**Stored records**
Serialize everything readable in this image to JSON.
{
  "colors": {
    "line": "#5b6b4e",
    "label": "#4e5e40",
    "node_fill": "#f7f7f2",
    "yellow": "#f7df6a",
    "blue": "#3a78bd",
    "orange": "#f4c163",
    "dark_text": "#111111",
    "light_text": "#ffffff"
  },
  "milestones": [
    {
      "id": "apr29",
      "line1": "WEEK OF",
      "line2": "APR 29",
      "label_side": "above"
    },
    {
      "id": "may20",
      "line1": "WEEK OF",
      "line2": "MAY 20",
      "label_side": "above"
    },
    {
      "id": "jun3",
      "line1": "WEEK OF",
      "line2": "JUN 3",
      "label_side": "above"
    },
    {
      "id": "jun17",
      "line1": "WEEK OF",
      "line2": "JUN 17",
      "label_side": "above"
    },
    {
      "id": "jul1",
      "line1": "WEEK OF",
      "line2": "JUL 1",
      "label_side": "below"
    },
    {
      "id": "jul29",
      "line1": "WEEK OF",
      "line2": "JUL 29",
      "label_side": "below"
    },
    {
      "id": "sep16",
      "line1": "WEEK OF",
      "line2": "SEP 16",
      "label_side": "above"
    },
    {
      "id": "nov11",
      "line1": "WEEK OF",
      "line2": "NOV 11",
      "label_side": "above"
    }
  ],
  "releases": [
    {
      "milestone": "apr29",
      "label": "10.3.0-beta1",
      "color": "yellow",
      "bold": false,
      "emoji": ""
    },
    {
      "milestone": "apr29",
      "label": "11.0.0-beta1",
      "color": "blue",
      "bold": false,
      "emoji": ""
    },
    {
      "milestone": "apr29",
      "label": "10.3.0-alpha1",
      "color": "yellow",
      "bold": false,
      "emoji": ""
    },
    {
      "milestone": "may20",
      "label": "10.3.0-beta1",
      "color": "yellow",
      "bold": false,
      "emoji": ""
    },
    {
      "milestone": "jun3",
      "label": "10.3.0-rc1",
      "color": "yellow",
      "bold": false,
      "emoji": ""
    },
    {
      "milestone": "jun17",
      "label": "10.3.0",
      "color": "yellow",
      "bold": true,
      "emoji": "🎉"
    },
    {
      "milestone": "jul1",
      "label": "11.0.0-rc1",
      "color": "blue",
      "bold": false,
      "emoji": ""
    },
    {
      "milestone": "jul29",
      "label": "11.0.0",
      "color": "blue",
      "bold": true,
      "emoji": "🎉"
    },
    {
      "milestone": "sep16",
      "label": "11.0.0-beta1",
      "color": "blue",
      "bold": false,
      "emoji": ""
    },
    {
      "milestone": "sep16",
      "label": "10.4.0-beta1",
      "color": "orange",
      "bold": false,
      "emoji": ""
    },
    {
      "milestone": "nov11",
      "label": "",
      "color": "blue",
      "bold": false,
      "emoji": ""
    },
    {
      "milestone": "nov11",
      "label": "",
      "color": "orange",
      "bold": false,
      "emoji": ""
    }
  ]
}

**Written request**
Above are some records; extract every one of them exactly.

**In response**
Serialize everything readable in this image to JSON.
{
  "colors": {
    "line": "#5b6b4e",
    "label": "#4e5e40",
    "node_fill": "#f7f7f2",
    "yellow": "#f7df6a",
    "blue": "#3a78bd",
    "orange": "#f4c163",
    "dark_text": "#111111",
    "light_text": "#ffffff"
  },
  "milestones": [
    {
      "id": "apr29",
      "line1": "WEEK OF",
      "line2": "APR 29",
      "label_side": "above"
    },
    {
      "id": "may20",
      "line1": "WEEK OF",
      "line2": "MAY 20",
      "label_side": "above"
    },
    {
      "id": "jun3",
      "line1": "WEEK OF",
      "line2": "JUN 3",
      "label_side": "above"
    },
    {
      "id": "jun17",
      "line1": "WEEK OF",
      "line2": "JUN 17",
      "label_side": "above"
    },
    {
      "id": "jul1",
      "line1": "WEEK OF",
      "line2": "JUL 1",
      "label_side": "below"
    },
    {
      "id": "jul29",
      "line1": "WEEK OF",
      "line2": "JUL 29",
      "label_side": "below"
    },
    {
      "id": "sep16",
      "line1": "WEEK OF",
      "line2": "SEP 16",
      "label_side": "above"
    },
    {
      "id": "nov11",
      "line1": "WEEK OF",
      "line2": "NOV 11",
      "label_side": "above"
    }
  ],
  "releases": [
    {
      "milestone": "apr29",
      "label": "10.3.0-beta1",
      "color": "yellow",
      "bold": false,
      "emoji": ""
    },
    {
      "milestone": "apr29",
      "label": "11.0.0-beta1",
      "color": "blue",
      "bold": false,
      "emoji": ""
    },
    {
      "milestone": "apr29",
      "label": "10.3.0-alpha1",
      "color": "yellow",
      "bold": false,
      "emoji": ""
    },
    {
      "milestone": "may20",
      "label": "10.3.0-beta1",
      "color": "yellow",
      "bold": false,
      "emoji": ""
    },
    {
      "milestone": "jun3",
      "label": "10.3.0-rc1",
      "color": "yellow",
      "bold": false,
      "emoji": ""
    },
    {
      "milestone": "jun17",
      "label": "10.3.0",
      "color": "yellow",
      "bold": true,
      "emoji": "🎉"
    },
    {
      "milestone": "jul1",
      "label": "11.0.0-rc1",
      "color": "blue",
      "bold": false,
      "emoji": ""
    },
    {
      "milestone": "jul29",
      "label": "11.0.0",
      "color": "blue",
      "bold": true,
      "emoji": "🎉"
    },
    {
      "milestone": "sep16",
      "label": "11.0.0-beta1",
      "color": "blue",
      "bold": false,
      "emoji": ""
    },
    {
      "milestone": "sep16",
      "label": "10.4.0-beta1",
      "color": "orange",
      "bold": false,
      "emoji": ""
    },
    {
      "milestone": "nov11",
      "label": "",
      "color": "blue",
      "bold": false,
      "emoji": ""
    },
    {
      "milestone": "nov11",
      "label": "",
      "color": "orange",
      "bold": false,
      "emoji": ""
    }
  ]
}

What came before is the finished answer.